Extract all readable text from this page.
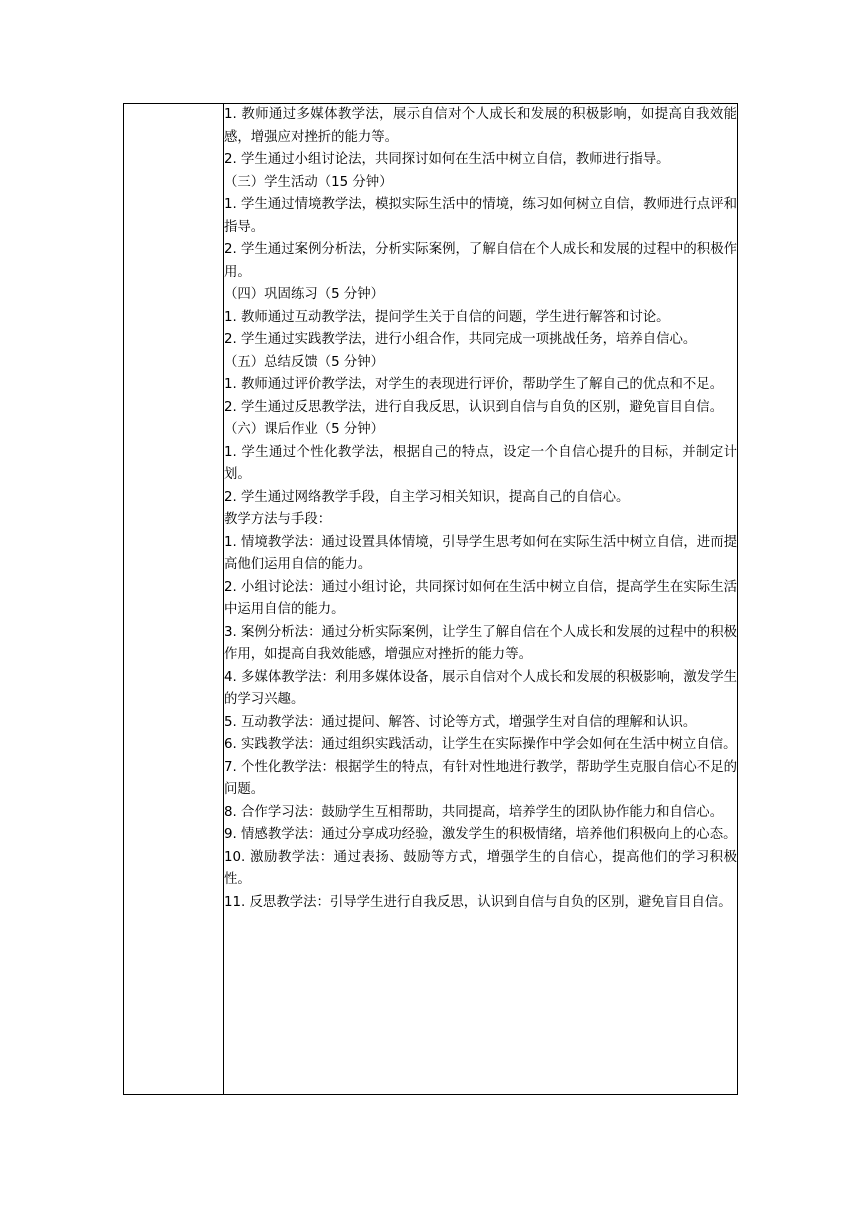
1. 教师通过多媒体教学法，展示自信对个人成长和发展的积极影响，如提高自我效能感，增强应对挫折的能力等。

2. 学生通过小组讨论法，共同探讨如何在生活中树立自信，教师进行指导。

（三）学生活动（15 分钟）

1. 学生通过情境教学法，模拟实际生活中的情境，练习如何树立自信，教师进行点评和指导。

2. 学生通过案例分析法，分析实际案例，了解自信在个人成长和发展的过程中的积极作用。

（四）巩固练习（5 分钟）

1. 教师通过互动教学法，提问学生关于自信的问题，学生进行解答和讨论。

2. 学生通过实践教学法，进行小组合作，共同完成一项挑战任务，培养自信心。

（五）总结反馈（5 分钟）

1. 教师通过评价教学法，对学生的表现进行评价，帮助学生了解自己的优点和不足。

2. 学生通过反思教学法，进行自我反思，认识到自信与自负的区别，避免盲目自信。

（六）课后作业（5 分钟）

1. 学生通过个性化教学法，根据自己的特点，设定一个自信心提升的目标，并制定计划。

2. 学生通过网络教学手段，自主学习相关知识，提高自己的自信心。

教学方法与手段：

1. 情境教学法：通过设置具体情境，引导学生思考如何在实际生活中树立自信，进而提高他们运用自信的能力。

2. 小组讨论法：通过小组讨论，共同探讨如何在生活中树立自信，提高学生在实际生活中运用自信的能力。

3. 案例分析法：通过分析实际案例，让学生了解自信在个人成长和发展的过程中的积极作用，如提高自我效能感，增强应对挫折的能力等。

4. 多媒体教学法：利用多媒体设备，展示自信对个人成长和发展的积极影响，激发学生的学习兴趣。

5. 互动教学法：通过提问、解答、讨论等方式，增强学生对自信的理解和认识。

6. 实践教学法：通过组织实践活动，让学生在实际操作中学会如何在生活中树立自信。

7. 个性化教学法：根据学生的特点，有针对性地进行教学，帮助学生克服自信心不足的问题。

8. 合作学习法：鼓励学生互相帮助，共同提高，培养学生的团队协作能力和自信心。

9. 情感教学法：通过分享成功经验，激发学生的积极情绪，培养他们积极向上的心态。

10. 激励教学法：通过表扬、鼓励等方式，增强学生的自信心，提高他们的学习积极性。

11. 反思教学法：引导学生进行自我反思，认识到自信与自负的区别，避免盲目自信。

---

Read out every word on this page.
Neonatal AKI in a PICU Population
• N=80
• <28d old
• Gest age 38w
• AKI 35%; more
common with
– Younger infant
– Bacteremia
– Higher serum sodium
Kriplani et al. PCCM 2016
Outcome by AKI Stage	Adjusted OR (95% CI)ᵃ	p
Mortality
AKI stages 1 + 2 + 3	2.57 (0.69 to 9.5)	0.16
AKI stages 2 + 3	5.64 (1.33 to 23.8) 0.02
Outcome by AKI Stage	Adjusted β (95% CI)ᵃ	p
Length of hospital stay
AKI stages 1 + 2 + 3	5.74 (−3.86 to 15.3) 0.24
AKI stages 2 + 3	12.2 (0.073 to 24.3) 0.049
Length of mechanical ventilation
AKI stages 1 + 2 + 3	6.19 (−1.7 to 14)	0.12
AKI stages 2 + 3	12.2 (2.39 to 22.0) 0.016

---

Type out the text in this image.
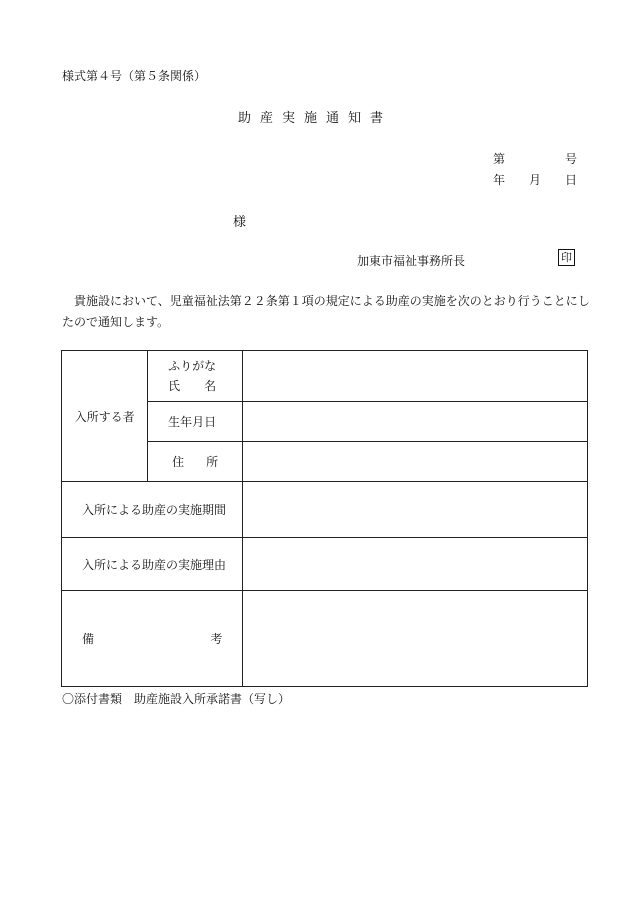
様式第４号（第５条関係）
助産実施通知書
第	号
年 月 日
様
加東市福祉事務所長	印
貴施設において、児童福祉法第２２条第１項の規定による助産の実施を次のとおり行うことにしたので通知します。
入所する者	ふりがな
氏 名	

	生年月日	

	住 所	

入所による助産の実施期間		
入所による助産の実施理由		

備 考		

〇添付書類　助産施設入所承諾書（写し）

## The task:
Check each line above for the string "Outcome" and show the ones that have it.

## Result of the exercise:
Outcome by AKI Stage	Adjusted OR (95% CI)ᵃ	p
Outcome by AKI Stage	Adjusted β (95% CI)ᵃ	p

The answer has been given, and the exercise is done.